--- Exercise material ---
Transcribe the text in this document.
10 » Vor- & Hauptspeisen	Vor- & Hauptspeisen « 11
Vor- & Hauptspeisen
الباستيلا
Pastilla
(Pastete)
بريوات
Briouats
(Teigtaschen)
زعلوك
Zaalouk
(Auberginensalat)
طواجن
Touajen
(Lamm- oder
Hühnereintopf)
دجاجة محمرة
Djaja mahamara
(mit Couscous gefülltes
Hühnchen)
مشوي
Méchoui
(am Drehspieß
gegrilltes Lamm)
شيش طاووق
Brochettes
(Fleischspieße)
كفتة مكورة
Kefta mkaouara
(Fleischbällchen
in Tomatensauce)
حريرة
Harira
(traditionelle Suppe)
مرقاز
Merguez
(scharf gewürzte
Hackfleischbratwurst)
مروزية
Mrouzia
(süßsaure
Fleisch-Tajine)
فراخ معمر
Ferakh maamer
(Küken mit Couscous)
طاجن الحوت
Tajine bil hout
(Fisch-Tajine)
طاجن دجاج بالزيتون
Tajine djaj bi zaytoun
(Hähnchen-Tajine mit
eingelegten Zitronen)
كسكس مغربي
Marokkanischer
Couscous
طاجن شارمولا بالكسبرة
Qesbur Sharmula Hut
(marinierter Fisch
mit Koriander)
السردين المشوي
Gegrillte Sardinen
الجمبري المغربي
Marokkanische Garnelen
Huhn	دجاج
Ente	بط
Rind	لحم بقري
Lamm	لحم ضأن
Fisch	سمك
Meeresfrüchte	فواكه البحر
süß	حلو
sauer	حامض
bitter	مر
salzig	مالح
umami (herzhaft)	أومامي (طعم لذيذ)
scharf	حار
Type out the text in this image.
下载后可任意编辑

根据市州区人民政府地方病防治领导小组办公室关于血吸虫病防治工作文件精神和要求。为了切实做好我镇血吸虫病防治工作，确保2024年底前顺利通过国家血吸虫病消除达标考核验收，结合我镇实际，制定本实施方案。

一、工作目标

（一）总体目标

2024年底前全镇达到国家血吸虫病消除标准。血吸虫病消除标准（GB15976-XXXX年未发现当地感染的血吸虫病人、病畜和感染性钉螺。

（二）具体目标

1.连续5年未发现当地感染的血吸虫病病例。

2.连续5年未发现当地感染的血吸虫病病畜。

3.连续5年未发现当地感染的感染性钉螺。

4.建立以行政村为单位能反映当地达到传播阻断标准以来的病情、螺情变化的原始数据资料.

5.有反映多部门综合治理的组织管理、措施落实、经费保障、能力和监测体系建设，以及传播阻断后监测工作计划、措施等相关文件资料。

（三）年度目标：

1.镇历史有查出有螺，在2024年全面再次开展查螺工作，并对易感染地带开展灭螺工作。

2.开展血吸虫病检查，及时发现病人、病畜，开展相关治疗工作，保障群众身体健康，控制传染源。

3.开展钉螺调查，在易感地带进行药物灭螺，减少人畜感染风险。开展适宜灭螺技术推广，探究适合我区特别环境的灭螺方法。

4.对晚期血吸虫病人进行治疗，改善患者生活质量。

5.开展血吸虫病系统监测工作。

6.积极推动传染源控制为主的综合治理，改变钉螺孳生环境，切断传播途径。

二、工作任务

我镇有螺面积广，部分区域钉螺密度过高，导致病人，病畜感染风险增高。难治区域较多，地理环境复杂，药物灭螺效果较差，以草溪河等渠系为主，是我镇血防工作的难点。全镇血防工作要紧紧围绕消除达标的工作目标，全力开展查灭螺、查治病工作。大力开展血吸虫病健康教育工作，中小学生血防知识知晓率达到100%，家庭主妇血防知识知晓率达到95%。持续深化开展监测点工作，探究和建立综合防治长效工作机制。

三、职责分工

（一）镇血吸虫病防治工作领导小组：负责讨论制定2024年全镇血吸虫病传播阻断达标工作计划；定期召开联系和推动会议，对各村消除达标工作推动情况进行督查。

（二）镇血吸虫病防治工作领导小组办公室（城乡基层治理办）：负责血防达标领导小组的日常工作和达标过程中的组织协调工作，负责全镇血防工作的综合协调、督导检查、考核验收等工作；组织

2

--- What is asked ---
Write out each line of the data above again, exactly as given.

--- The reply ---
Transcribe the text in this document.
10 » Vor- & Hauptspeisen	Vor- & Hauptspeisen « 11
Vor- & Hauptspeisen
الباستيلا
Pastilla
(Pastete)
بريوات
Briouats
(Teigtaschen)
زعلوك
Zaalouk
(Auberginensalat)
طواجن
Touajen
(Lamm- oder
Hühnereintopf)
دجاجة محمرة
Djaja mahamara
(mit Couscous gefülltes
Hühnchen)
مشوي
Méchoui
(am Drehspieß
gegrilltes Lamm)
شيش طاووق
Brochettes
(Fleischspieße)
كفتة مكورة
Kefta mkaouara
(Fleischbällchen
in Tomatensauce)
حريرة
Harira
(traditionelle Suppe)
مرقاز
Merguez
(scharf gewürzte
Hackfleischbratwurst)
مروزية
Mrouzia
(süßsaure
Fleisch-Tajine)
فراخ معمر
Ferakh maamer
(Küken mit Couscous)
طاجن الحوت
Tajine bil hout
(Fisch-Tajine)
طاجن دجاج بالزيتون
Tajine djaj bi zaytoun
(Hähnchen-Tajine mit
eingelegten Zitronen)
كسكس مغربي
Marokkanischer
Couscous
طاجن شارمولا بالكسبرة
Qesbur Sharmula Hut
(marinierter Fisch
mit Koriander)
السردين المشوي
Gegrillte Sardinen
الجمبري المغربي
Marokkanische Garnelen
Huhn	دجاج
Ente	بط
Rind	لحم بقري
Lamm	لحم ضأن
Fisch	سمك
Meeresfrüchte	فواكه البحر
süß	حلو
sauer	حامض
bitter	مر
salzig	مالح
umami (herzhaft)	أومامي (طعم لذيذ)
scharf	حار
Type out the text in this image.
下载后可任意编辑

根据市州区人民政府地方病防治领导小组办公室关于血吸虫病防治工作文件精神和要求。为了切实做好我镇血吸虫病防治工作，确保2024年底前顺利通过国家血吸虫病消除达标考核验收，结合我镇实际，制定本实施方案。

一、工作目标

（一）总体目标

2024年底前全镇达到国家血吸虫病消除标准。血吸虫病消除标准（GB15976-XXXX年未发现当地感染的血吸虫病人、病畜和感染性钉螺。

（二）具体目标

1.连续5年未发现当地感染的血吸虫病病例。

2.连续5年未发现当地感染的血吸虫病病畜。

3.连续5年未发现当地感染的感染性钉螺。

4.建立以行政村为单位能反映当地达到传播阻断标准以来的病情、螺情变化的原始数据资料.

5.有反映多部门综合治理的组织管理、措施落实、经费保障、能力和监测体系建设，以及传播阻断后监测工作计划、措施等相关文件资料。

（三）年度目标：

1.镇历史有查出有螺，在2024年全面再次开展查螺工作，并对易感染地带开展灭螺工作。

2.开展血吸虫病检查，及时发现病人、病畜，开展相关治疗工作，保障群众身体健康，控制传染源。

3.开展钉螺调查，在易感地带进行药物灭螺，减少人畜感染风险。开展适宜灭螺技术推广，探究适合我区特别环境的灭螺方法。

4.对晚期血吸虫病人进行治疗，改善患者生活质量。

5.开展血吸虫病系统监测工作。

6.积极推动传染源控制为主的综合治理，改变钉螺孳生环境，切断传播途径。

二、工作任务

我镇有螺面积广，部分区域钉螺密度过高，导致病人，病畜感染风险增高。难治区域较多，地理环境复杂，药物灭螺效果较差，以草溪河等渠系为主，是我镇血防工作的难点。全镇血防工作要紧紧围绕消除达标的工作目标，全力开展查灭螺、查治病工作。大力开展血吸虫病健康教育工作，中小学生血防知识知晓率达到100%，家庭主妇血防知识知晓率达到95%。持续深化开展监测点工作，探究和建立综合防治长效工作机制。

三、职责分工

（一）镇血吸虫病防治工作领导小组：负责讨论制定2024年全镇血吸虫病传播阻断达标工作计划；定期召开联系和推动会议，对各村消除达标工作推动情况进行督查。

（二）镇血吸虫病防治工作领导小组办公室（城乡基层治理办）：负责血防达标领导小组的日常工作和达标过程中的组织协调工作，负责全镇血防工作的综合协调、督导检查、考核验收等工作；组织

2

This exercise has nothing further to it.